What to do » Transcribe all records exactly.

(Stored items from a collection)
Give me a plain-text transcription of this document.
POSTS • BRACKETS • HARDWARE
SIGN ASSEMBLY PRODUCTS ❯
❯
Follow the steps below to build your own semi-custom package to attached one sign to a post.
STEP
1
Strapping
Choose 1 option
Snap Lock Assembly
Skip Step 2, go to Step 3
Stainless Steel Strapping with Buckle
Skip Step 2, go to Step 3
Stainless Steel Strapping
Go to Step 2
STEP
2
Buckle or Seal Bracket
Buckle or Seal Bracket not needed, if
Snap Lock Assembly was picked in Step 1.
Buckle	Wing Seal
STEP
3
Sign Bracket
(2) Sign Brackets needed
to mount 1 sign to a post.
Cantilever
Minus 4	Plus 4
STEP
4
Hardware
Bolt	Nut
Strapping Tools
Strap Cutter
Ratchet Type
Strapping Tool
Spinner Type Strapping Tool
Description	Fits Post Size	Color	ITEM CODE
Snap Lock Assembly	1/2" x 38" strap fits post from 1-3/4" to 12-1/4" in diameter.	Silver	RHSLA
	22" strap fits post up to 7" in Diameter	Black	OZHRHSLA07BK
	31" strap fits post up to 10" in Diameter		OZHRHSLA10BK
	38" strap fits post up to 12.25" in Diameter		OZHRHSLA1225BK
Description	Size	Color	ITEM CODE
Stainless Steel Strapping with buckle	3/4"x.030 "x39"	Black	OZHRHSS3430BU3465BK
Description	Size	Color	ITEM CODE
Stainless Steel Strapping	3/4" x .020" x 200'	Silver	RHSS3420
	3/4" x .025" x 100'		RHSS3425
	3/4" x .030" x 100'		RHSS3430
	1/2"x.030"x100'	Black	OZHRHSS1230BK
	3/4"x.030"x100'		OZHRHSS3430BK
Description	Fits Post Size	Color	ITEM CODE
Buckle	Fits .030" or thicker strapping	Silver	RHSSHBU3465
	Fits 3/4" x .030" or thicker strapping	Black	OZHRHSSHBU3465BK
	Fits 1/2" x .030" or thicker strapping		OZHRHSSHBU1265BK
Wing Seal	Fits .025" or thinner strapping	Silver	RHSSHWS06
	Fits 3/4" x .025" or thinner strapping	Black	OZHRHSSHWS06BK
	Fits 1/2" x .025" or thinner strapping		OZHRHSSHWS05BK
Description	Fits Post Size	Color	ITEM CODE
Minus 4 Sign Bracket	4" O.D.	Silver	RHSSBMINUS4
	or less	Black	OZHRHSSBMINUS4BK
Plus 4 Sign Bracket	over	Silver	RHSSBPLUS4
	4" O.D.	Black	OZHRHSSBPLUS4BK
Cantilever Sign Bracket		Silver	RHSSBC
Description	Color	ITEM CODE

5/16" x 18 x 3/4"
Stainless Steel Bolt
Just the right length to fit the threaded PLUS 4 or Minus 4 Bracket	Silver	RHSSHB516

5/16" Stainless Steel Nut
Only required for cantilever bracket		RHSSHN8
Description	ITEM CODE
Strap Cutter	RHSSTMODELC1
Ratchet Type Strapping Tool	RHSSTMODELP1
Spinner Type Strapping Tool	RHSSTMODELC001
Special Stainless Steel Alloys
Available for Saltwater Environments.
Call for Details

Response to this task »
Give me a plain-text transcription of this document.
POSTS • BRACKETS • HARDWARE
SIGN ASSEMBLY PRODUCTS ❯
❯
Follow the steps below to build your own semi-custom package to attached one sign to a post.
STEP
1
Strapping
Choose 1 option
Snap Lock Assembly
Skip Step 2, go to Step 3
Stainless Steel Strapping with Buckle
Skip Step 2, go to Step 3
Stainless Steel Strapping
Go to Step 2
STEP
2
Buckle or Seal Bracket
Buckle or Seal Bracket not needed, if
Snap Lock Assembly was picked in Step 1.
Buckle	Wing Seal
STEP
3
Sign Bracket
(2) Sign Brackets needed
to mount 1 sign to a post.
Cantilever
Minus 4	Plus 4
STEP
4
Hardware
Bolt	Nut
Strapping Tools
Strap Cutter
Ratchet Type
Strapping Tool
Spinner Type Strapping Tool
Description	Fits Post Size	Color	ITEM CODE
Snap Lock Assembly	1/2" x 38" strap fits post from 1-3/4" to 12-1/4" in diameter.	Silver	RHSLA
	22" strap fits post up to 7" in Diameter	Black	OZHRHSLA07BK
	31" strap fits post up to 10" in Diameter		OZHRHSLA10BK
	38" strap fits post up to 12.25" in Diameter		OZHRHSLA1225BK
Description	Size	Color	ITEM CODE
Stainless Steel Strapping with buckle	3/4"x.030 "x39"	Black	OZHRHSS3430BU3465BK
Description	Size	Color	ITEM CODE
Stainless Steel Strapping	3/4" x .020" x 200'	Silver	RHSS3420
	3/4" x .025" x 100'		RHSS3425
	3/4" x .030" x 100'		RHSS3430
	1/2"x.030"x100'	Black	OZHRHSS1230BK
	3/4"x.030"x100'		OZHRHSS3430BK
Description	Fits Post Size	Color	ITEM CODE
Buckle	Fits .030" or thicker strapping	Silver	RHSSHBU3465
	Fits 3/4" x .030" or thicker strapping	Black	OZHRHSSHBU3465BK
	Fits 1/2" x .030" or thicker strapping		OZHRHSSHBU1265BK
Wing Seal	Fits .025" or thinner strapping	Silver	RHSSHWS06
	Fits 3/4" x .025" or thinner strapping	Black	OZHRHSSHWS06BK
	Fits 1/2" x .025" or thinner strapping		OZHRHSSHWS05BK
Description	Fits Post Size	Color	ITEM CODE
Minus 4 Sign Bracket	4" O.D.	Silver	RHSSBMINUS4
	or less	Black	OZHRHSSBMINUS4BK
Plus 4 Sign Bracket	over	Silver	RHSSBPLUS4
	4" O.D.	Black	OZHRHSSBPLUS4BK
Cantilever Sign Bracket		Silver	RHSSBC
Description	Color	ITEM CODE

5/16" x 18 x 3/4"
Stainless Steel Bolt
Just the right length to fit the threaded PLUS 4 or Minus 4 Bracket	Silver	RHSSHB516

5/16" Stainless Steel Nut
Only required for cantilever bracket		RHSSHN8
Description	ITEM CODE
Strap Cutter	RHSSTMODELC1
Ratchet Type Strapping Tool	RHSSTMODELP1
Spinner Type Strapping Tool	RHSSTMODELC001
Special Stainless Steel Alloys
Available for Saltwater Environments.
Call for Details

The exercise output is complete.